▶ **Exercise brief**: Rewrite the listing below, replacing every "[interactable]" with "[clickable]" and keeping everything else unchanged. Leave out the pictures.

---------- Given entries ----------

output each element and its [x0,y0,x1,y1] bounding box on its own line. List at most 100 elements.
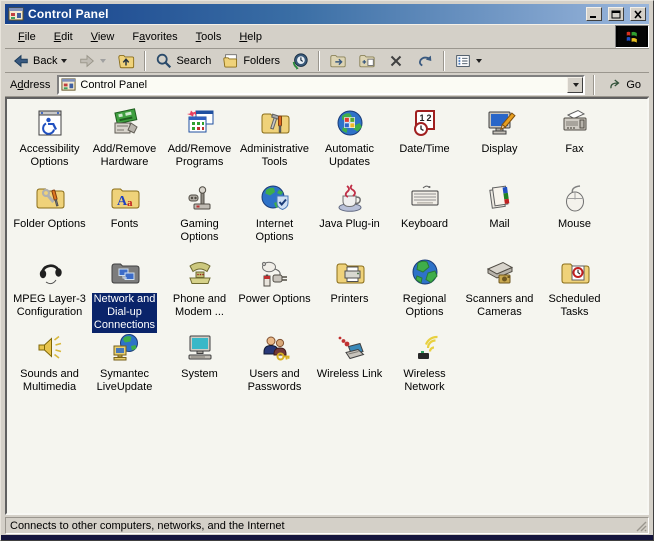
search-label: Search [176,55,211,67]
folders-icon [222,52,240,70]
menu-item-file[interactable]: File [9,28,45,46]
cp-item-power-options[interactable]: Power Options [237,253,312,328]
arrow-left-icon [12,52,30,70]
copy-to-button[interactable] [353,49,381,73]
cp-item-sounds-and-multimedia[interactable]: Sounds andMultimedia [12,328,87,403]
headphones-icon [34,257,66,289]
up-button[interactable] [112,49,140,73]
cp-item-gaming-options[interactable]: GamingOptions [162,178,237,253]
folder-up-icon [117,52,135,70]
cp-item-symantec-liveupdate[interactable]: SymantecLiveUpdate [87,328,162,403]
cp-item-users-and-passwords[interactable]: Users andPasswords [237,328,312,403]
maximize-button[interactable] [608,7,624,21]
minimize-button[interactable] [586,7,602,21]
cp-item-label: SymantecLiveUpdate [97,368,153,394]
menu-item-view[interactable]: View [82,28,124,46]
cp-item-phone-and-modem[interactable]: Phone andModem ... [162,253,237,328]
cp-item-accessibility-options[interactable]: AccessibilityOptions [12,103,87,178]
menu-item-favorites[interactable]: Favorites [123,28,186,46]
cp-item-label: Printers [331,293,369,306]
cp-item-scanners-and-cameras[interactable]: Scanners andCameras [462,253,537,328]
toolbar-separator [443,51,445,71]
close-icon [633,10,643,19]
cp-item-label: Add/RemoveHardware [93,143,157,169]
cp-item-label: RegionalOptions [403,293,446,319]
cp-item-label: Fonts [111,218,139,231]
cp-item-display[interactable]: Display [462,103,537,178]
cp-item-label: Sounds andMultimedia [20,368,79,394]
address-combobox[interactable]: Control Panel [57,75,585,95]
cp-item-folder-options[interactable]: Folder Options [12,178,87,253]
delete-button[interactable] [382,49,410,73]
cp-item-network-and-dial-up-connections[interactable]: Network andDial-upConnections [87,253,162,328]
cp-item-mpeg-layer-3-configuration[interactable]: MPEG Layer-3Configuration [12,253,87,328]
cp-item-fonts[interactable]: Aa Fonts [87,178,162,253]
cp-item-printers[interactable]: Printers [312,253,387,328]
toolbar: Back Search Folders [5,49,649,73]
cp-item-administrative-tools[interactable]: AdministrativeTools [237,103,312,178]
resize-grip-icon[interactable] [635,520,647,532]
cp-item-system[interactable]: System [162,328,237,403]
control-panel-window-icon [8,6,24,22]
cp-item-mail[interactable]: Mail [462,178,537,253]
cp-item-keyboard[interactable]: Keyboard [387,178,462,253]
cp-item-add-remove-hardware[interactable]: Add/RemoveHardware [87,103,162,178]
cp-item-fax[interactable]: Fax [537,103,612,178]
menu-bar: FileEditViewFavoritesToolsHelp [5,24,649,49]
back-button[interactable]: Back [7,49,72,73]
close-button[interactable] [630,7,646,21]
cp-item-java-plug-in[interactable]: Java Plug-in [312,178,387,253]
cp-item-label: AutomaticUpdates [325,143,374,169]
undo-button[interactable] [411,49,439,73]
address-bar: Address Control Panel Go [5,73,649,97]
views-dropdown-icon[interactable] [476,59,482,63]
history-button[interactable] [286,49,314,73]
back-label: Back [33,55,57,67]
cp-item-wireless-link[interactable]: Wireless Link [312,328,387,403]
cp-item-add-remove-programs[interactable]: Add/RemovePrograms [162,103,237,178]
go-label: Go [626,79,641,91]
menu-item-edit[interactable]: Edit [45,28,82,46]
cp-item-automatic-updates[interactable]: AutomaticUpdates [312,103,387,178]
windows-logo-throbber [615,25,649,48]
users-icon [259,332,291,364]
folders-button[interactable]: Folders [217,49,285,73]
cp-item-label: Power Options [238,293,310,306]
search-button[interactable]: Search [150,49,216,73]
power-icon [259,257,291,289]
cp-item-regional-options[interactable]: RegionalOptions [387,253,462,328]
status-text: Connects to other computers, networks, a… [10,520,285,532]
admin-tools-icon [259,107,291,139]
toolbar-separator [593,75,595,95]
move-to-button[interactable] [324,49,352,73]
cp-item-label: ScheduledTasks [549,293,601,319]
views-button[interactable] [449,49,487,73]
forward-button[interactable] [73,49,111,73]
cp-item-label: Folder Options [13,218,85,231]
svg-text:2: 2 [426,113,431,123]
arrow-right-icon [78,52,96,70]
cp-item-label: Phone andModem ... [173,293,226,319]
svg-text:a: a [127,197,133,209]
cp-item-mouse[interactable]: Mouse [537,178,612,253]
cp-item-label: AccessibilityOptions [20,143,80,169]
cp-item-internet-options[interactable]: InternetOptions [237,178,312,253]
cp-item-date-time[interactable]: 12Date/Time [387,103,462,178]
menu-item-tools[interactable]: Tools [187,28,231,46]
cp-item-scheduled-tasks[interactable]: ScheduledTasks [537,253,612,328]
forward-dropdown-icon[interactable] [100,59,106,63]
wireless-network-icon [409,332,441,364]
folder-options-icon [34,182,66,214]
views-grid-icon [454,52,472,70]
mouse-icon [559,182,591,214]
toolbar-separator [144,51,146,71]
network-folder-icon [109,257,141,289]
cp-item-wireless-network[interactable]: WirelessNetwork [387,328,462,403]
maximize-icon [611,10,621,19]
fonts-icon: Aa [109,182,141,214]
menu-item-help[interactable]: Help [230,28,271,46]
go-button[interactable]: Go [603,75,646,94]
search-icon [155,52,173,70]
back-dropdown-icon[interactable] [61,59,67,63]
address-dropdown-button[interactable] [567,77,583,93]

----------

▶ **Response**:
output each element and its [x0,y0,x1,y1] bounding box on its own line. List at most 100 elements.
search-label: Search [176,55,211,67]
folders-icon [222,52,240,70]
menu-item-file[clickable]: File [9,28,45,46]
cp-item-power-options[clickable]: Power Options [237,253,312,328]
arrow-left-icon [12,52,30,70]
copy-to-button[clickable] [353,49,381,73]
cp-item-sounds-and-multimedia[clickable]: Sounds andMultimedia [12,328,87,403]
headphones-icon [34,257,66,289]
up-button[clickable] [112,49,140,73]
cp-item-gaming-options[clickable]: GamingOptions [162,178,237,253]
folder-up-icon [117,52,135,70]
cp-item-symantec-liveupdate[clickable]: SymantecLiveUpdate [87,328,162,403]
cp-item-users-and-passwords[clickable]: Users andPasswords [237,328,312,403]
maximize-button[clickable] [608,7,624,21]
minimize-button[clickable] [586,7,602,21]
cp-item-label: SymantecLiveUpdate [97,368,153,394]
menu-item-view[clickable]: View [82,28,124,46]
cp-item-phone-and-modem[clickable]: Phone andModem ... [162,253,237,328]
cp-item-accessibility-options[clickable]: AccessibilityOptions [12,103,87,178]
menu-item-favorites[clickable]: Favorites [123,28,186,46]
cp-item-label: Printers [331,293,369,306]
cp-item-scanners-and-cameras[clickable]: Scanners andCameras [462,253,537,328]
toolbar-separator [443,51,445,71]
close-icon [633,10,643,19]
cp-item-label: Add/RemoveHardware [93,143,157,169]
cp-item-label: RegionalOptions [403,293,446,319]
cp-item-label: Fonts [111,218,139,231]
cp-item-display[clickable]: Display [462,103,537,178]
cp-item-label: Sounds andMultimedia [20,368,79,394]
address-combobox[clickable]: Control Panel [57,75,585,95]
cp-item-folder-options[clickable]: Folder Options [12,178,87,253]
delete-button[clickable] [382,49,410,73]
cp-item-network-and-dial-up-connections[clickable]: Network andDial-upConnections [87,253,162,328]
cp-item-mpeg-layer-3-configuration[clickable]: MPEG Layer-3Configuration [12,253,87,328]
cp-item-fonts[clickable]: Aa Fonts [87,178,162,253]
cp-item-printers[clickable]: Printers [312,253,387,328]
toolbar: Back Search Folders [5,49,649,73]
cp-item-administrative-tools[clickable]: AdministrativeTools [237,103,312,178]
resize-grip-icon[clickable] [635,520,647,532]
cp-item-system[clickable]: System [162,328,237,403]
control-panel-window-icon [8,6,24,22]
cp-item-mail[clickable]: Mail [462,178,537,253]
cp-item-keyboard[clickable]: Keyboard [387,178,462,253]
cp-item-add-remove-hardware[clickable]: Add/RemoveHardware [87,103,162,178]
cp-item-fax[clickable]: Fax [537,103,612,178]
menu-bar: FileEditViewFavoritesToolsHelp [5,24,649,49]
back-button[clickable]: Back [7,49,72,73]
close-button[clickable] [630,7,646,21]
cp-item-java-plug-in[clickable]: Java Plug-in [312,178,387,253]
cp-item-label: AutomaticUpdates [325,143,374,169]
undo-button[clickable] [411,49,439,73]
address-bar: Address Control Panel Go [5,73,649,97]
views-dropdown-icon[clickable] [476,59,482,63]
history-button[clickable] [286,49,314,73]
back-label: Back [33,55,57,67]
cp-item-wireless-link[clickable]: Wireless Link [312,328,387,403]
cp-item-add-remove-programs[clickable]: Add/RemovePrograms [162,103,237,178]
go-label: Go [626,79,641,91]
menu-item-edit[clickable]: Edit [45,28,82,46]
cp-item-automatic-updates[clickable]: AutomaticUpdates [312,103,387,178]
windows-logo-throbber [615,25,649,48]
users-icon [259,332,291,364]
folders-button[clickable]: Folders [217,49,285,73]
cp-item-label: Power Options [238,293,310,306]
search-button[clickable]: Search [150,49,216,73]
power-icon [259,257,291,289]
cp-item-regional-options[clickable]: RegionalOptions [387,253,462,328]
status-text: Connects to other computers, networks, a… [10,520,285,532]
admin-tools-icon [259,107,291,139]
toolbar-separator [593,75,595,95]
move-to-button[clickable] [324,49,352,73]
cp-item-label: ScheduledTasks [549,293,601,319]
views-button[clickable] [449,49,487,73]
forward-button[clickable] [73,49,111,73]
cp-item-label: Folder Options [13,218,85,231]
svg-text:2: 2 [426,113,431,123]
arrow-right-icon [78,52,96,70]
cp-item-label: Phone andModem ... [173,293,226,319]
svg-text:a: a [127,197,133,209]
cp-item-mouse[clickable]: Mouse [537,178,612,253]
cp-item-label: AccessibilityOptions [20,143,80,169]
cp-item-internet-options[clickable]: InternetOptions [237,178,312,253]
cp-item-date-time[clickable]: 12Date/Time [387,103,462,178]
menu-item-tools[clickable]: Tools [187,28,231,46]
cp-item-scheduled-tasks[clickable]: ScheduledTasks [537,253,612,328]
forward-dropdown-icon[clickable] [100,59,106,63]
wireless-network-icon [409,332,441,364]
folder-options-icon [34,182,66,214]
views-grid-icon [454,52,472,70]
mouse-icon [559,182,591,214]
toolbar-separator [144,51,146,71]
network-folder-icon [109,257,141,289]
cp-item-wireless-network[clickable]: WirelessNetwork [387,328,462,403]
maximize-icon [611,10,621,19]
fonts-icon: Aa [109,182,141,214]
menu-item-help[clickable]: Help [230,28,271,46]
go-button[clickable]: Go [603,75,646,94]
search-icon [155,52,173,70]
back-dropdown-icon[clickable] [61,59,67,63]
address-dropdown-button[clickable] [567,77,583,93]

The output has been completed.